▶ _Work instructions_
Copy out each line exactly; pictures stay out of the copy.
::::
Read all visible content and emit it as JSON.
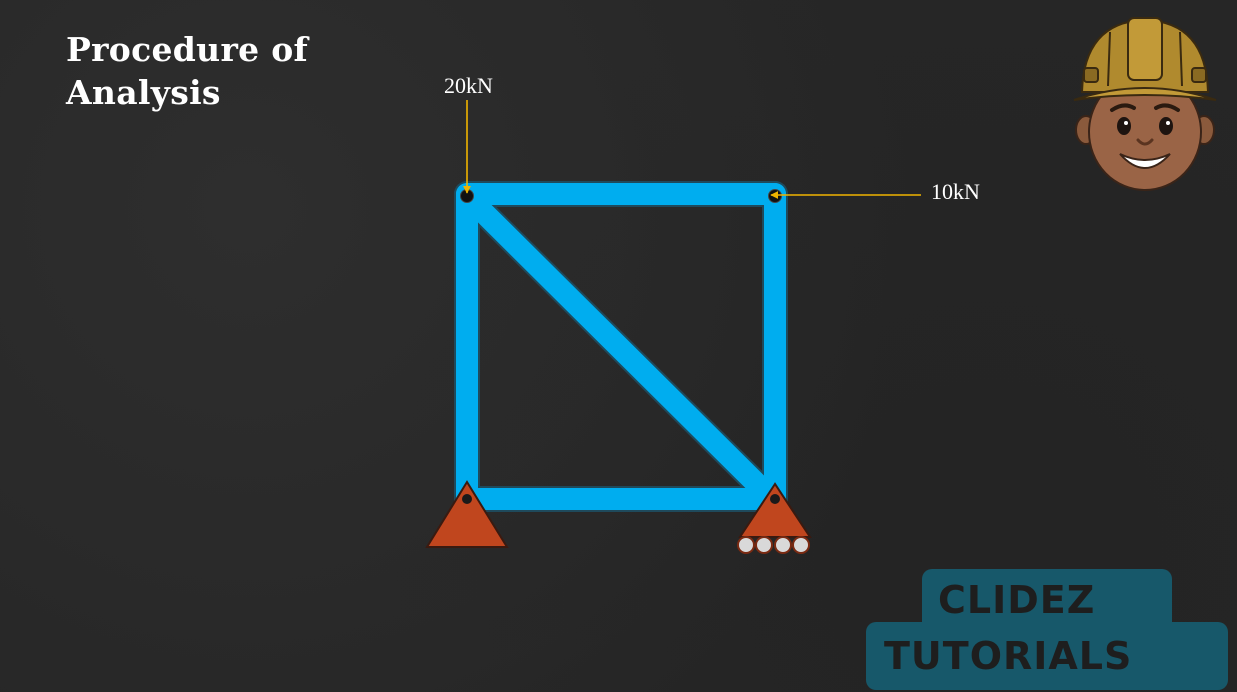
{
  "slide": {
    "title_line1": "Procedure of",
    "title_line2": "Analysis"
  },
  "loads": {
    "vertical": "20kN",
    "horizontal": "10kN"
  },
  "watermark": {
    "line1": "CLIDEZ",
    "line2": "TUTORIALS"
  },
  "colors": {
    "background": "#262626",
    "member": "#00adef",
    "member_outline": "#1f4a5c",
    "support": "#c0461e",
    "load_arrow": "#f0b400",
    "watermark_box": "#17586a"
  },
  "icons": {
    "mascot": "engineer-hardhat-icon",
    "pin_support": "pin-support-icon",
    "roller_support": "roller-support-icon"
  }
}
::::
▶ _Exercise solution_
Read all visible content and emit it as JSON.
{
  "slide": {
    "title_line1": "Procedure of",
    "title_line2": "Analysis"
  },
  "loads": {
    "vertical": "20kN",
    "horizontal": "10kN"
  },
  "watermark": {
    "line1": "CLIDEZ",
    "line2": "TUTORIALS"
  },
  "colors": {
    "background": "#262626",
    "member": "#00adef",
    "member_outline": "#1f4a5c",
    "support": "#c0461e",
    "load_arrow": "#f0b400",
    "watermark_box": "#17586a"
  },
  "icons": {
    "mascot": "engineer-hardhat-icon",
    "pin_support": "pin-support-icon",
    "roller_support": "roller-support-icon"
  }
}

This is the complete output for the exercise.